[start of Data excerpts]

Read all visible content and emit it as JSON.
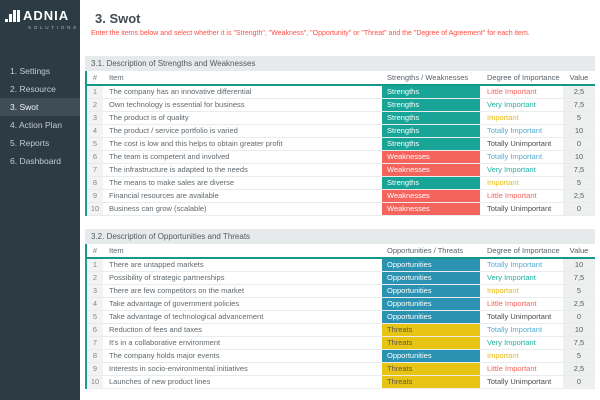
{
  "app": {
    "logo_text": "ADNIA",
    "logo_subtext": "SOLUTIONS"
  },
  "sidebar": {
    "active_index": 2,
    "items": [
      {
        "label": "1. Settings"
      },
      {
        "label": "2. Resource"
      },
      {
        "label": "3. Swot"
      },
      {
        "label": "4. Action Plan"
      },
      {
        "label": "5. Reports"
      },
      {
        "label": "6. Dashboard"
      }
    ]
  },
  "header": {
    "title": "3. Swot",
    "instruction": "Enter the items below and select whether it is \"Strength\", \"Weakness\", \"Opportunity\" or \"Threat\" and the \"Degree of Agreement\" for each item."
  },
  "colors": {
    "sidebar_bg": "#2d3b44",
    "sidebar_active_bg": "#3e4d56",
    "accent_teal": "#13988a",
    "instruction_red": "#ff4f45",
    "category": {
      "Strengths": "#18a597",
      "Weaknesses": "#f4635c",
      "Opportunities": "#2b93b1",
      "Threats": "#e8c414"
    },
    "category_text": {
      "Strengths": "#ffffff",
      "Weaknesses": "#ffffff",
      "Opportunities": "#ffffff",
      "Threats": "#5d5948"
    },
    "importance": {
      "Totally Important": "#55abd6",
      "Very Important": "#1eb2a3",
      "Important": "#e8ba10",
      "Little Important": "#f4635c",
      "Totally Unimportant": "#4c4c4c"
    }
  },
  "tables": [
    {
      "section_title": "3.1. Description of Strengths and Weaknesses",
      "columns": [
        "#",
        "Item",
        "Strengths / Weaknesses",
        "Degree of Importance",
        "Value"
      ],
      "rows": [
        {
          "num": "1",
          "item": "The company has an innovative differential",
          "category": "Strengths",
          "importance": "Little Important",
          "value": "2,5"
        },
        {
          "num": "2",
          "item": "Own technology is essential for business",
          "category": "Strengths",
          "importance": "Very Important",
          "value": "7,5"
        },
        {
          "num": "3",
          "item": "The product is of quality",
          "category": "Strengths",
          "importance": "Important",
          "value": "5"
        },
        {
          "num": "4",
          "item": "The product / service portfolio is varied",
          "category": "Strengths",
          "importance": "Totally Important",
          "value": "10"
        },
        {
          "num": "5",
          "item": "The cost is low and this helps to obtain greater profit",
          "category": "Strengths",
          "importance": "Totally Unimportant",
          "value": "0"
        },
        {
          "num": "6",
          "item": "The team is competent and involved",
          "category": "Weaknesses",
          "importance": "Totally Important",
          "value": "10"
        },
        {
          "num": "7",
          "item": "The infrastructure is adapted to the needs",
          "category": "Weaknesses",
          "importance": "Very Important",
          "value": "7,5"
        },
        {
          "num": "8",
          "item": "The means to make sales are diverse",
          "category": "Strengths",
          "importance": "Important",
          "value": "5"
        },
        {
          "num": "9",
          "item": "Financial resources are available",
          "category": "Weaknesses",
          "importance": "Little Important",
          "value": "2,5"
        },
        {
          "num": "10",
          "item": "Business can grow (scalable)",
          "category": "Weaknesses",
          "importance": "Totally Unimportant",
          "value": "0"
        }
      ]
    },
    {
      "section_title": "3.2. Description of Opportunities and Threats",
      "columns": [
        "#",
        "Item",
        "Opportunities / Threats",
        "Degree of Importance",
        "Value"
      ],
      "rows": [
        {
          "num": "1",
          "item": "There are untapped markets",
          "category": "Opportunities",
          "importance": "Totally Important",
          "value": "10"
        },
        {
          "num": "2",
          "item": "Possibility of strategic partnerships",
          "category": "Opportunities",
          "importance": "Very Important",
          "value": "7,5"
        },
        {
          "num": "3",
          "item": "There are few competitors on the market",
          "category": "Opportunities",
          "importance": "Important",
          "value": "5"
        },
        {
          "num": "4",
          "item": "Take advantage of government policies",
          "category": "Opportunities",
          "importance": "Little Important",
          "value": "2,5"
        },
        {
          "num": "5",
          "item": "Take advantage of technological advancement",
          "category": "Opportunities",
          "importance": "Totally Unimportant",
          "value": "0"
        },
        {
          "num": "6",
          "item": "Reduction of fees and taxes",
          "category": "Threats",
          "importance": "Totally Important",
          "value": "10"
        },
        {
          "num": "7",
          "item": "It's in a collaborative environment",
          "category": "Threats",
          "importance": "Very Important",
          "value": "7,5"
        },
        {
          "num": "8",
          "item": "The company holds major events",
          "category": "Opportunities",
          "importance": "Important",
          "value": "5"
        },
        {
          "num": "9",
          "item": "Interests in socio-environmental initiatives",
          "category": "Threats",
          "importance": "Little Important",
          "value": "2,5"
        },
        {
          "num": "10",
          "item": "Launches of new product lines",
          "category": "Threats",
          "importance": "Totally Unimportant",
          "value": "0"
        }
      ]
    }
  ]
}
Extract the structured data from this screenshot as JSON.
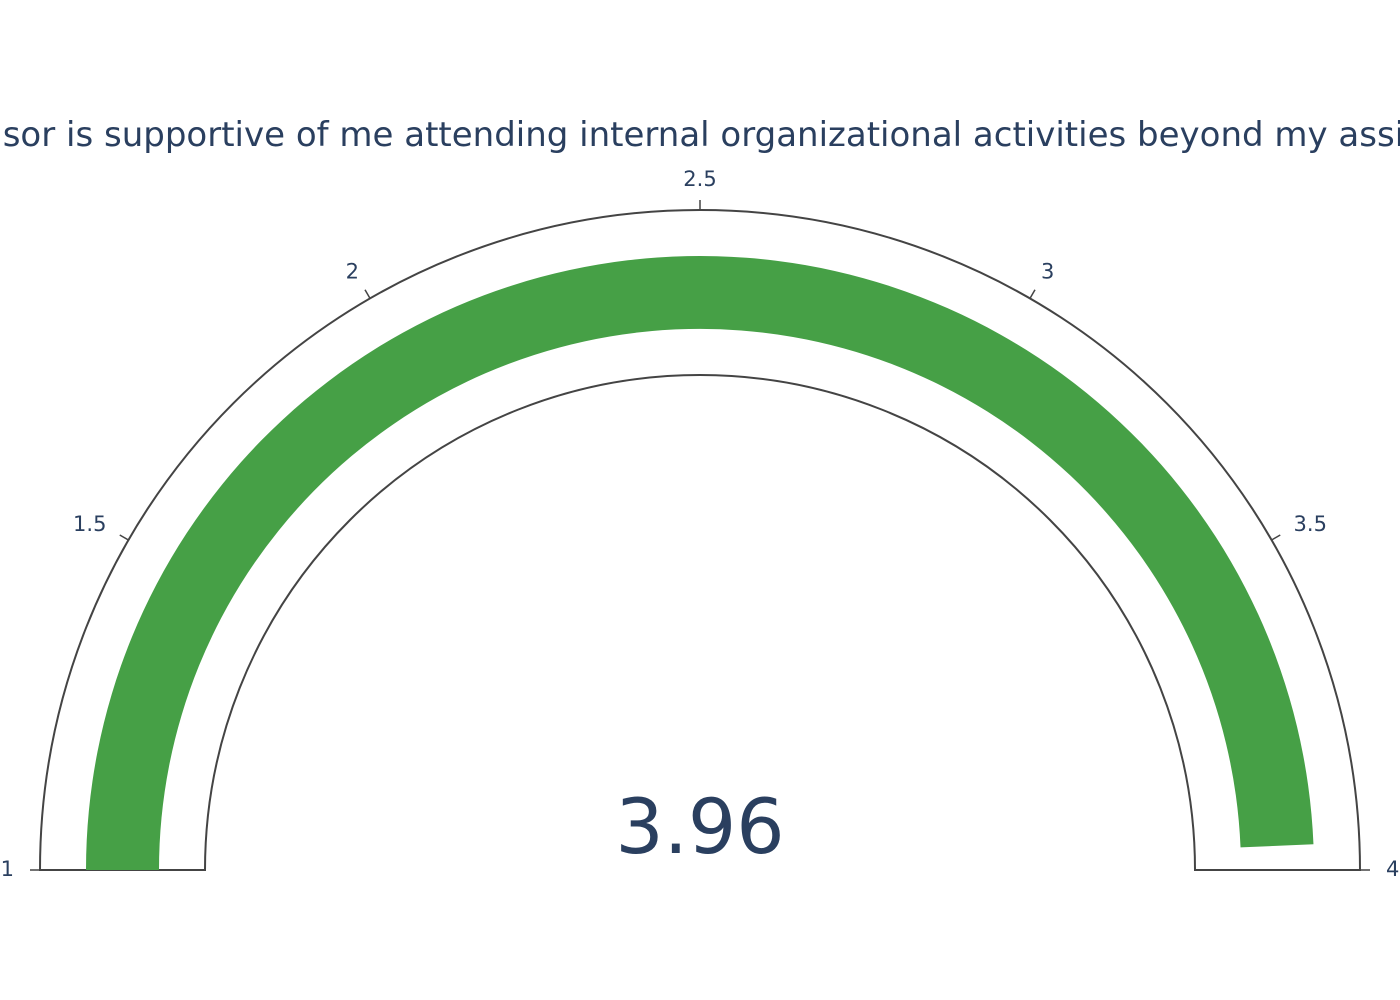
{
  "chart_data": {
    "type": "gauge",
    "title": "My supervisor is supportive of me attending internal organizational activities beyond my assigned work",
    "value": 3.96,
    "value_label": "3.96",
    "range": [
      1,
      4
    ],
    "ticks": [
      1,
      1.5,
      2,
      2.5,
      3,
      3.5,
      4
    ],
    "tick_labels": [
      "1",
      "1.5",
      "2",
      "2.5",
      "3",
      "3.5",
      "4"
    ],
    "bar_color": "#46a046",
    "outline_color": "#444444",
    "text_color": "#2a3f5f"
  }
}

[end of Data excerpts]

● **Task description**: Using the records above, find and show each line with the string "company".

● **Task answer**:
          "item": "The company has an innovative differential",
          "item": "The company holds major events",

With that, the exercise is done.